-- start MATERIAL PROVIDED --

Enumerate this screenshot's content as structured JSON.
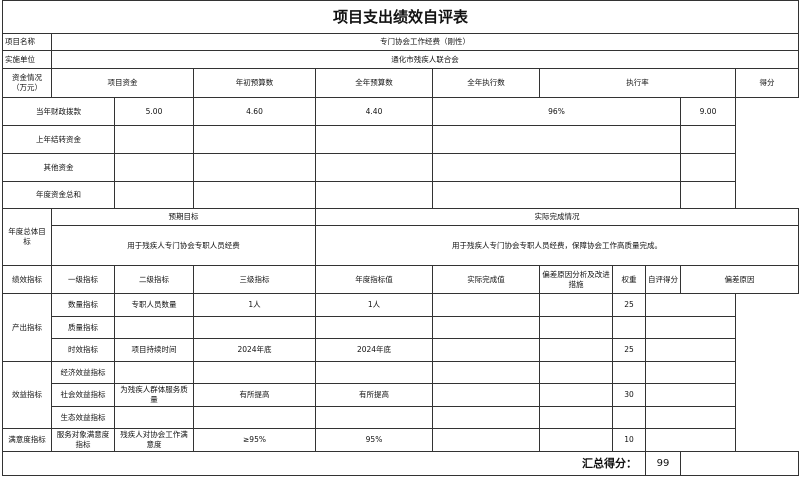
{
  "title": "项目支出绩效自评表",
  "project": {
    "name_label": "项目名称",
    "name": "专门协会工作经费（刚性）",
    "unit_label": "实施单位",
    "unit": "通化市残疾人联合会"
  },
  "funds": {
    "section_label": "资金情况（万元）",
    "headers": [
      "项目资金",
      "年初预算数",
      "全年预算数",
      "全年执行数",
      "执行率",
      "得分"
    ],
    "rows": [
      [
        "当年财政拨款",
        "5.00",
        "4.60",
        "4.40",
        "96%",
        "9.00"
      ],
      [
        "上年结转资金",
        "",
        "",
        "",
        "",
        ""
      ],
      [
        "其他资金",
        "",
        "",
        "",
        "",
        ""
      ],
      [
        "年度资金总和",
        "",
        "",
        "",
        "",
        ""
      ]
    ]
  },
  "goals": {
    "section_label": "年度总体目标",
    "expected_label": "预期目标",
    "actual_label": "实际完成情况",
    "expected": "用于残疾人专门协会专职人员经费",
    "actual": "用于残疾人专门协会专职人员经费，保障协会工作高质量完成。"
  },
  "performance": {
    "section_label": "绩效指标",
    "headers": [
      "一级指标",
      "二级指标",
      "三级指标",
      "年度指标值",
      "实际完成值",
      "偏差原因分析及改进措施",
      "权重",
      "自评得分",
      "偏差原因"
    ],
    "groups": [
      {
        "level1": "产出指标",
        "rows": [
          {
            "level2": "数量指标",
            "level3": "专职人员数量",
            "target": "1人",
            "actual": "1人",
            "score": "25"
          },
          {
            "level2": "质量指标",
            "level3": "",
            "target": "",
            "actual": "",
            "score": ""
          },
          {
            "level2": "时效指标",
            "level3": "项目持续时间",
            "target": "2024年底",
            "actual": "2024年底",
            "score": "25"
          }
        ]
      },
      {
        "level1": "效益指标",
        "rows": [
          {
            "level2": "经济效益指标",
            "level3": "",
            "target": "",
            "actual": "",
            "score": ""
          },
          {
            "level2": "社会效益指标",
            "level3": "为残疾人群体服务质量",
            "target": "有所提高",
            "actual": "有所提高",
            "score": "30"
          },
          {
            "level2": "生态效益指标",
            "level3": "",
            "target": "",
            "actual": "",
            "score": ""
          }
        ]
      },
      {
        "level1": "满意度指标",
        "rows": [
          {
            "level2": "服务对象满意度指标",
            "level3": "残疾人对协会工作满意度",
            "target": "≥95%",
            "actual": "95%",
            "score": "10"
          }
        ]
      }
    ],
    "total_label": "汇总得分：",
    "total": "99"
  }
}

-- end MATERIAL PROVIDED --
-- start MATERIAL PROVIDED --

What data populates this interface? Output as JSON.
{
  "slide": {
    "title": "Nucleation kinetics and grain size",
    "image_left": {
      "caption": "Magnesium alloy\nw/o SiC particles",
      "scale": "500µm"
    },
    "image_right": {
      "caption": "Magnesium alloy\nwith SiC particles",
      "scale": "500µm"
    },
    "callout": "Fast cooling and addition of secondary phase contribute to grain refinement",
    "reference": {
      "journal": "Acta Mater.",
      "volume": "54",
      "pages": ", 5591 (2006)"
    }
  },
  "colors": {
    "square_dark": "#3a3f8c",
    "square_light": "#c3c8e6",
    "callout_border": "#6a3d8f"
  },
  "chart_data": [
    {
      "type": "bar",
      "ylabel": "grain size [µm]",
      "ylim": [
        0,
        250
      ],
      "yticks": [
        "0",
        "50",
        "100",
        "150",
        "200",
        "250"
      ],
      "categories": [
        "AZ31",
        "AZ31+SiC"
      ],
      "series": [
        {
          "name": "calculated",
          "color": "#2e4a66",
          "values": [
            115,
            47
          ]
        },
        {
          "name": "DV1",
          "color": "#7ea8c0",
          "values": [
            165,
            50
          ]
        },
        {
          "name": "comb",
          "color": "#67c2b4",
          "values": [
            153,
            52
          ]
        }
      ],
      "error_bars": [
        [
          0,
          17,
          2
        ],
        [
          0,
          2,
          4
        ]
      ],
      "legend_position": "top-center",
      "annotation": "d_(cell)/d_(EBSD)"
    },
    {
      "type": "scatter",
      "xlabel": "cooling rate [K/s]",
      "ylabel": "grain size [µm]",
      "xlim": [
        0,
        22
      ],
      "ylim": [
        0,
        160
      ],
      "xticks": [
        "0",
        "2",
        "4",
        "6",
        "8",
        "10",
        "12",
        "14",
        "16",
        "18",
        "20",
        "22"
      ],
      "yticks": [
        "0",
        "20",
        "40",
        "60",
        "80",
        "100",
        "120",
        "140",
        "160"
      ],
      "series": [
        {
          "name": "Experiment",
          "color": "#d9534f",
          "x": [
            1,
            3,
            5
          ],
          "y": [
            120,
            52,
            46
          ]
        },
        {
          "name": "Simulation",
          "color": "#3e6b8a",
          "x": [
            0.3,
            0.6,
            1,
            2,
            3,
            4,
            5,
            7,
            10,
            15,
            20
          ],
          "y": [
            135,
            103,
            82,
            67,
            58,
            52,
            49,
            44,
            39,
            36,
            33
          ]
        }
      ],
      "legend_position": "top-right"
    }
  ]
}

-- end MATERIAL PROVIDED --

#### EXERCISE:
Display every line of the listing that contains the string "grain".

#### FULL ANSWER:
    "title": "Nucleation kinetics and grain size",
    "callout": "Fast cooling and addition of secondary phase contribute to grain refinement",
      "ylabel": "grain size [µm]",
      "ylabel": "grain size [µm]",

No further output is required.